--- Data shown ---
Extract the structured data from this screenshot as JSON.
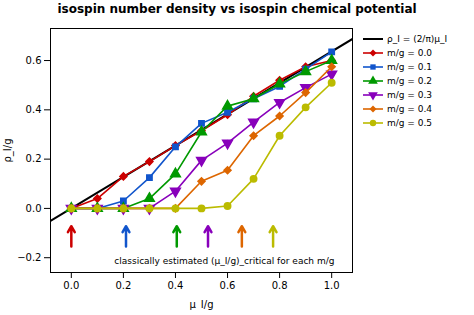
{
  "chart_data": {
    "type": "line",
    "title": "isospin number density vs isospin chemical potential",
    "x_label": "μ_I/g",
    "y_label": "ρ_I/g",
    "xlim": [
      -0.08,
      1.08
    ],
    "ylim": [
      -0.26,
      0.73
    ],
    "xticks": [
      {
        "value": 0.0,
        "label": "0.0"
      },
      0.2,
      0.4,
      0.6,
      0.8,
      {
        "value": 1.0,
        "label": "1.0"
      }
    ],
    "yticks": [
      {
        "value": -0.2,
        "label": "−0.2"
      },
      {
        "value": 0.0,
        "label": "0.0"
      },
      0.2,
      0.4,
      0.6
    ],
    "grid": false,
    "series": [
      {
        "name": "ρ_I = (2/π)μ_I",
        "type": "line",
        "color": "black",
        "x": [
          -0.08,
          1.08
        ],
        "values": [
          -0.050928,
          0.687528
        ]
      },
      {
        "name": "m/g = 0.0",
        "type": "line",
        "color": "#cc0000",
        "marker": "diamond",
        "x": [
          0.0,
          0.1,
          0.2,
          0.3,
          0.4,
          0.5,
          0.6,
          0.7,
          0.8,
          0.9,
          1.0
        ],
        "values": [
          0.0,
          0.04,
          0.13,
          0.19,
          0.255,
          0.315,
          0.38,
          0.455,
          0.52,
          0.575,
          0.6
        ],
        "yerr": [
          0.005,
          0.008,
          0.009,
          0.009,
          0.009,
          0.009,
          0.009,
          0.009,
          0.009,
          0.009,
          0.01
        ]
      },
      {
        "name": "m/g = 0.1",
        "type": "line",
        "color": "#1155cc",
        "marker": "square",
        "x": [
          0.0,
          0.1,
          0.2,
          0.3,
          0.4,
          0.5,
          0.6,
          0.7,
          0.8,
          0.9,
          1.0
        ],
        "values": [
          0.0,
          0.0,
          0.03,
          0.125,
          0.25,
          0.345,
          0.39,
          0.445,
          0.495,
          0.565,
          0.635
        ],
        "yerr": [
          0.005,
          0.005,
          0.007,
          0.009,
          0.009,
          0.009,
          0.009,
          0.009,
          0.009,
          0.009,
          0.01
        ]
      },
      {
        "name": "m/g = 0.2",
        "type": "line",
        "color": "#009900",
        "marker": "triangle-up",
        "x": [
          0.0,
          0.1,
          0.2,
          0.3,
          0.4,
          0.5,
          0.6,
          0.7,
          0.8,
          0.9,
          1.0
        ],
        "values": [
          0.0,
          0.0,
          0.0,
          0.04,
          0.14,
          0.31,
          0.415,
          0.445,
          0.505,
          0.555,
          0.6
        ],
        "yerr": [
          0.005,
          0.005,
          0.005,
          0.007,
          0.009,
          0.009,
          0.009,
          0.009,
          0.009,
          0.009,
          0.01
        ]
      },
      {
        "name": "m/g = 0.3",
        "type": "line",
        "color": "#8800bb",
        "marker": "triangle-down",
        "x": [
          0.0,
          0.1,
          0.2,
          0.3,
          0.4,
          0.5,
          0.6,
          0.7,
          0.8,
          0.9,
          1.0
        ],
        "values": [
          0.0,
          0.0,
          0.0,
          0.0,
          0.07,
          0.195,
          0.265,
          0.35,
          0.43,
          0.49,
          0.545
        ],
        "yerr": [
          0.005,
          0.005,
          0.005,
          0.005,
          0.009,
          0.009,
          0.011,
          0.011,
          0.011,
          0.011,
          0.013
        ]
      },
      {
        "name": "m/g = 0.4",
        "type": "line",
        "color": "#dd6600",
        "marker": "diamond",
        "x": [
          0.0,
          0.1,
          0.2,
          0.3,
          0.4,
          0.5,
          0.6,
          0.7,
          0.8,
          0.9,
          1.0
        ],
        "values": [
          0.0,
          0.0,
          0.0,
          0.0,
          0.0,
          0.11,
          0.155,
          0.295,
          0.375,
          0.47,
          0.575
        ],
        "yerr": [
          0.005,
          0.005,
          0.005,
          0.005,
          0.005,
          0.009,
          0.009,
          0.011,
          0.011,
          0.011,
          0.013
        ]
      },
      {
        "name": "m/g = 0.5",
        "type": "line",
        "color": "#bbbb00",
        "marker": "circle",
        "x": [
          0.0,
          0.1,
          0.2,
          0.3,
          0.4,
          0.5,
          0.6,
          0.7,
          0.8,
          0.9,
          1.0
        ],
        "values": [
          0.0,
          0.0,
          0.0,
          0.0,
          0.0,
          0.0,
          0.01,
          0.12,
          0.295,
          0.41,
          0.51
        ],
        "yerr": [
          0.005,
          0.005,
          0.005,
          0.005,
          0.005,
          0.005,
          0.005,
          0.009,
          0.011,
          0.011,
          0.013
        ]
      }
    ],
    "arrows": [
      {
        "x": 0.0,
        "y_start": -0.155,
        "y_end": -0.072,
        "color": "#cc0000"
      },
      {
        "x": 0.21,
        "y_start": -0.155,
        "y_end": -0.072,
        "color": "#1155cc"
      },
      {
        "x": 0.405,
        "y_start": -0.155,
        "y_end": -0.072,
        "color": "#009900"
      },
      {
        "x": 0.525,
        "y_start": -0.155,
        "y_end": -0.072,
        "color": "#8800bb"
      },
      {
        "x": 0.655,
        "y_start": -0.155,
        "y_end": -0.072,
        "color": "#dd6600"
      },
      {
        "x": 0.775,
        "y_start": -0.155,
        "y_end": -0.072,
        "color": "#bbbb00"
      }
    ],
    "annotations": [
      {
        "text": "classically estimated (μ_I/g)_critical for each m/g",
        "x": 0.165,
        "y": -0.215
      }
    ]
  }
}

--- Given problem ---
Report how many lines of the entries hold the word "name". Nothing else is needed.

--- Output of the task ---
7